# [WHAT TO DO]
Output the material word for word. Leave each picture out.

(Figure record listings)
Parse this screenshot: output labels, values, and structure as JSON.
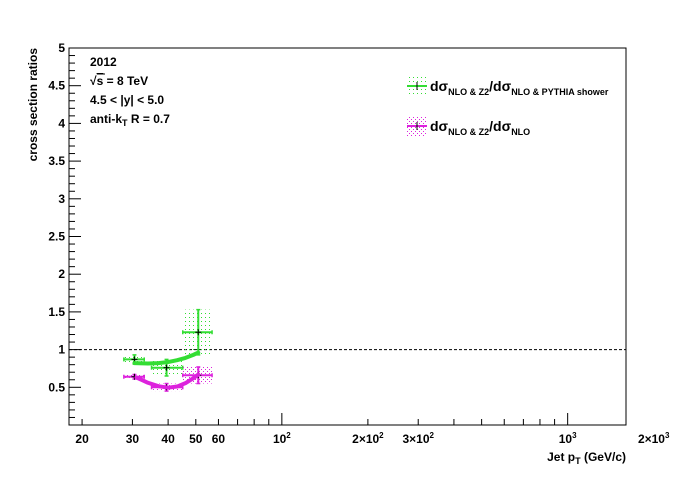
{
  "chart_data": {
    "type": "scatter",
    "title": "",
    "xlabel": "Jet p",
    "xlabel_sub": "T",
    "xlabel_unit": " (GeV/c)",
    "ylabel": "cross section ratios",
    "xscale": "log",
    "xlim": [
      18,
      1600
    ],
    "ylim": [
      0,
      5
    ],
    "yticks": [
      "0.5",
      "1",
      "1.5",
      "2",
      "2.5",
      "3",
      "3.5",
      "4",
      "4.5",
      "5"
    ],
    "ytick_values": [
      0.5,
      1,
      1.5,
      2,
      2.5,
      3,
      3.5,
      4,
      4.5,
      5
    ],
    "xtick_labels": [
      {
        "x": 20,
        "base": "20"
      },
      {
        "x": 30,
        "base": "30"
      },
      {
        "x": 40,
        "base": "40"
      },
      {
        "x": 50,
        "base": "50"
      },
      {
        "x": 60,
        "base": "60"
      },
      {
        "x": 100,
        "base": "10",
        "sup": "2"
      },
      {
        "x": 200,
        "base": "2×10",
        "sup": "2"
      },
      {
        "x": 300,
        "base": "3×10",
        "sup": "2"
      },
      {
        "x": 1000,
        "base": "10",
        "sup": "3"
      },
      {
        "x": 2000,
        "base": "2×10",
        "sup": "3"
      }
    ],
    "reference_line": 1.0,
    "info_text": [
      "2012",
      "√s = 8 TeV",
      "4.5 < |y| < 5.0",
      "anti-k_T R = 0.7"
    ],
    "legend_position": "top-right",
    "series": [
      {
        "label_parts": [
          {
            "t": "dσ"
          },
          {
            "t": "NLO & Z2",
            "sub": true
          },
          {
            "t": "/dσ"
          },
          {
            "t": "NLO & PYTHIA shower",
            "sub": true
          }
        ],
        "color": "#33dd33",
        "points": [
          {
            "x": 30.5,
            "y": 0.87,
            "xerr": [
              28.0,
              33.0
            ],
            "yerr": [
              0.81,
              0.93
            ]
          },
          {
            "x": 39.5,
            "y": 0.76,
            "xerr": [
              35.0,
              45.0
            ],
            "yerr": [
              0.65,
              0.87
            ]
          },
          {
            "x": 51.0,
            "y": 1.23,
            "xerr": [
              45.0,
              57.0
            ],
            "yerr": [
              0.93,
              1.53
            ]
          }
        ],
        "fit": {
          "x": [
            30.5,
            34,
            37,
            40,
            43,
            46,
            49,
            51
          ],
          "y": [
            0.82,
            0.815,
            0.82,
            0.835,
            0.86,
            0.89,
            0.93,
            0.96
          ]
        }
      },
      {
        "label_parts": [
          {
            "t": "dσ"
          },
          {
            "t": "NLO & Z2",
            "sub": true
          },
          {
            "t": "/dσ"
          },
          {
            "t": "NLO",
            "sub": true
          }
        ],
        "color": "#dd22dd",
        "points": [
          {
            "x": 30.5,
            "y": 0.64,
            "xerr": [
              28.0,
              33.0
            ],
            "yerr": [
              0.61,
              0.67
            ]
          },
          {
            "x": 39.5,
            "y": 0.5,
            "xerr": [
              35.0,
              45.0
            ],
            "yerr": [
              0.45,
              0.55
            ]
          },
          {
            "x": 51.0,
            "y": 0.66,
            "xerr": [
              45.0,
              57.0
            ],
            "yerr": [
              0.55,
              0.77
            ]
          }
        ],
        "fit": {
          "x": [
            31,
            34,
            37,
            40,
            43,
            46,
            49,
            51
          ],
          "y": [
            0.63,
            0.56,
            0.515,
            0.495,
            0.51,
            0.555,
            0.62,
            0.67
          ]
        }
      }
    ]
  }
}
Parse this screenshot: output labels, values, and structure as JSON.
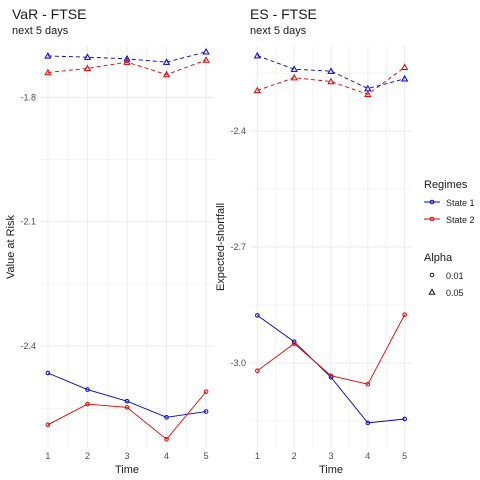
{
  "chart_data": [
    {
      "type": "line",
      "title": "VaR - FTSE",
      "subtitle": "next 5 days",
      "xlabel": "Time",
      "ylabel": "Value at Risk",
      "x": [
        1,
        2,
        3,
        4,
        5
      ],
      "xticks": [
        "1",
        "2",
        "3",
        "4",
        "5"
      ],
      "yticks": [
        -2.4,
        -2.1,
        -1.8
      ],
      "ytick_labels": [
        "-2.4",
        "-2.1",
        "-1.8"
      ],
      "ylim": [
        -2.646,
        -1.676
      ],
      "grid": true,
      "series": [
        {
          "regime": "State 1",
          "alpha": "0.01",
          "values": [
            -2.465,
            -2.505,
            -2.533,
            -2.572,
            -2.558
          ]
        },
        {
          "regime": "State 2",
          "alpha": "0.01",
          "values": [
            -2.59,
            -2.54,
            -2.548,
            -2.625,
            -2.51
          ]
        },
        {
          "regime": "State 1",
          "alpha": "0.05",
          "values": [
            -1.7,
            -1.703,
            -1.707,
            -1.715,
            -1.69
          ]
        },
        {
          "regime": "State 2",
          "alpha": "0.05",
          "values": [
            -1.74,
            -1.73,
            -1.715,
            -1.745,
            -1.71
          ]
        }
      ]
    },
    {
      "type": "line",
      "title": "ES - FTSE",
      "subtitle": "next 5 days",
      "xlabel": "Time",
      "ylabel": "Expected-shortfall",
      "x": [
        1,
        2,
        3,
        4,
        5
      ],
      "xticks": [
        "1",
        "2",
        "3",
        "4",
        "5"
      ],
      "yticks": [
        -3.0,
        -2.7,
        -2.4
      ],
      "ytick_labels": [
        "-3.0",
        "-2.7",
        "-2.4"
      ],
      "ylim": [
        -3.22,
        -2.18
      ],
      "grid": true,
      "series": [
        {
          "regime": "State 1",
          "alpha": "0.01",
          "values": [
            -2.877,
            -2.945,
            -3.037,
            -3.155,
            -3.145
          ]
        },
        {
          "regime": "State 2",
          "alpha": "0.01",
          "values": [
            -3.02,
            -2.95,
            -3.033,
            -3.055,
            -2.875
          ]
        },
        {
          "regime": "State 1",
          "alpha": "0.05",
          "values": [
            -2.205,
            -2.24,
            -2.245,
            -2.29,
            -2.265
          ]
        },
        {
          "regime": "State 2",
          "alpha": "0.05",
          "values": [
            -2.295,
            -2.262,
            -2.272,
            -2.305,
            -2.235
          ]
        }
      ]
    }
  ],
  "legend": {
    "regime_title": "Regimes",
    "regimes": [
      {
        "label": "State 1",
        "color": "#0000cd"
      },
      {
        "label": "State 2",
        "color": "#e00000"
      }
    ],
    "alpha_title": "Alpha",
    "alphas": [
      {
        "label": "0.01",
        "shape": "circle",
        "linetype": "solid"
      },
      {
        "label": "0.05",
        "shape": "triangle",
        "linetype": "dashed"
      }
    ],
    "placement": "right"
  },
  "colors": {
    "state1": "#0000cd",
    "state2": "#e00000",
    "grid": "#ebebeb"
  }
}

# [TASK SOLUTION]
Parse this screenshot: output labels, values, and structure as JSON.
{
  "chart_data": {
    "type": "scatter",
    "title": "",
    "xlabel": "Jet p",
    "xlabel_sub": "T",
    "xlabel_unit": " (GeV/c)",
    "ylabel": "cross section ratios",
    "xscale": "log",
    "xlim": [
      18,
      1600
    ],
    "ylim": [
      0,
      5
    ],
    "yticks": [
      "0.5",
      "1",
      "1.5",
      "2",
      "2.5",
      "3",
      "3.5",
      "4",
      "4.5",
      "5"
    ],
    "ytick_values": [
      0.5,
      1,
      1.5,
      2,
      2.5,
      3,
      3.5,
      4,
      4.5,
      5
    ],
    "xtick_labels": [
      {
        "x": 20,
        "base": "20"
      },
      {
        "x": 30,
        "base": "30"
      },
      {
        "x": 40,
        "base": "40"
      },
      {
        "x": 50,
        "base": "50"
      },
      {
        "x": 60,
        "base": "60"
      },
      {
        "x": 100,
        "base": "10",
        "sup": "2"
      },
      {
        "x": 200,
        "base": "2×10",
        "sup": "2"
      },
      {
        "x": 300,
        "base": "3×10",
        "sup": "2"
      },
      {
        "x": 1000,
        "base": "10",
        "sup": "3"
      },
      {
        "x": 2000,
        "base": "2×10",
        "sup": "3"
      }
    ],
    "reference_line": 1.0,
    "info_text": [
      "2012",
      "√s = 8 TeV",
      "4.5 < |y| < 5.0",
      "anti-k_T R = 0.7"
    ],
    "legend_position": "top-right",
    "series": [
      {
        "label_parts": [
          {
            "t": "dσ"
          },
          {
            "t": "NLO & Z2",
            "sub": true
          },
          {
            "t": "/dσ"
          },
          {
            "t": "NLO & PYTHIA shower",
            "sub": true
          }
        ],
        "color": "#33dd33",
        "points": [
          {
            "x": 30.5,
            "y": 0.87,
            "xerr": [
              28.0,
              33.0
            ],
            "yerr": [
              0.81,
              0.93
            ]
          },
          {
            "x": 39.5,
            "y": 0.76,
            "xerr": [
              35.0,
              45.0
            ],
            "yerr": [
              0.65,
              0.87
            ]
          },
          {
            "x": 51.0,
            "y": 1.23,
            "xerr": [
              45.0,
              57.0
            ],
            "yerr": [
              0.93,
              1.53
            ]
          }
        ],
        "fit": {
          "x": [
            30.5,
            34,
            37,
            40,
            43,
            46,
            49,
            51
          ],
          "y": [
            0.82,
            0.815,
            0.82,
            0.835,
            0.86,
            0.89,
            0.93,
            0.96
          ]
        }
      },
      {
        "label_parts": [
          {
            "t": "dσ"
          },
          {
            "t": "NLO & Z2",
            "sub": true
          },
          {
            "t": "/dσ"
          },
          {
            "t": "NLO",
            "sub": true
          }
        ],
        "color": "#dd22dd",
        "points": [
          {
            "x": 30.5,
            "y": 0.64,
            "xerr": [
              28.0,
              33.0
            ],
            "yerr": [
              0.61,
              0.67
            ]
          },
          {
            "x": 39.5,
            "y": 0.5,
            "xerr": [
              35.0,
              45.0
            ],
            "yerr": [
              0.45,
              0.55
            ]
          },
          {
            "x": 51.0,
            "y": 0.66,
            "xerr": [
              45.0,
              57.0
            ],
            "yerr": [
              0.55,
              0.77
            ]
          }
        ],
        "fit": {
          "x": [
            31,
            34,
            37,
            40,
            43,
            46,
            49,
            51
          ],
          "y": [
            0.63,
            0.56,
            0.515,
            0.495,
            0.51,
            0.555,
            0.62,
            0.67
          ]
        }
      }
    ]
  }
}
Parse this screenshot: output labels, values, and structure as JSON.
{
  "chart_data": [
    {
      "type": "line",
      "title": "VaR - FTSE",
      "subtitle": "next 5 days",
      "xlabel": "Time",
      "ylabel": "Value at Risk",
      "x": [
        1,
        2,
        3,
        4,
        5
      ],
      "xticks": [
        "1",
        "2",
        "3",
        "4",
        "5"
      ],
      "yticks": [
        -2.4,
        -2.1,
        -1.8
      ],
      "ytick_labels": [
        "-2.4",
        "-2.1",
        "-1.8"
      ],
      "ylim": [
        -2.646,
        -1.676
      ],
      "grid": true,
      "series": [
        {
          "regime": "State 1",
          "alpha": "0.01",
          "values": [
            -2.465,
            -2.505,
            -2.533,
            -2.572,
            -2.558
          ]
        },
        {
          "regime": "State 2",
          "alpha": "0.01",
          "values": [
            -2.59,
            -2.54,
            -2.548,
            -2.625,
            -2.51
          ]
        },
        {
          "regime": "State 1",
          "alpha": "0.05",
          "values": [
            -1.7,
            -1.703,
            -1.707,
            -1.715,
            -1.69
          ]
        },
        {
          "regime": "State 2",
          "alpha": "0.05",
          "values": [
            -1.74,
            -1.73,
            -1.715,
            -1.745,
            -1.71
          ]
        }
      ]
    },
    {
      "type": "line",
      "title": "ES - FTSE",
      "subtitle": "next 5 days",
      "xlabel": "Time",
      "ylabel": "Expected-shortfall",
      "x": [
        1,
        2,
        3,
        4,
        5
      ],
      "xticks": [
        "1",
        "2",
        "3",
        "4",
        "5"
      ],
      "yticks": [
        -3.0,
        -2.7,
        -2.4
      ],
      "ytick_labels": [
        "-3.0",
        "-2.7",
        "-2.4"
      ],
      "ylim": [
        -3.22,
        -2.18
      ],
      "grid": true,
      "series": [
        {
          "regime": "State 1",
          "alpha": "0.01",
          "values": [
            -2.877,
            -2.945,
            -3.037,
            -3.155,
            -3.145
          ]
        },
        {
          "regime": "State 2",
          "alpha": "0.01",
          "values": [
            -3.02,
            -2.95,
            -3.033,
            -3.055,
            -2.875
          ]
        },
        {
          "regime": "State 1",
          "alpha": "0.05",
          "values": [
            -2.205,
            -2.24,
            -2.245,
            -2.29,
            -2.265
          ]
        },
        {
          "regime": "State 2",
          "alpha": "0.05",
          "values": [
            -2.295,
            -2.262,
            -2.272,
            -2.305,
            -2.235
          ]
        }
      ]
    }
  ],
  "legend": {
    "regime_title": "Regimes",
    "regimes": [
      {
        "label": "State 1",
        "color": "#0000cd"
      },
      {
        "label": "State 2",
        "color": "#e00000"
      }
    ],
    "alpha_title": "Alpha",
    "alphas": [
      {
        "label": "0.01",
        "shape": "circle",
        "linetype": "solid"
      },
      {
        "label": "0.05",
        "shape": "triangle",
        "linetype": "dashed"
      }
    ],
    "placement": "right"
  },
  "colors": {
    "state1": "#0000cd",
    "state2": "#e00000",
    "grid": "#ebebeb"
  }
}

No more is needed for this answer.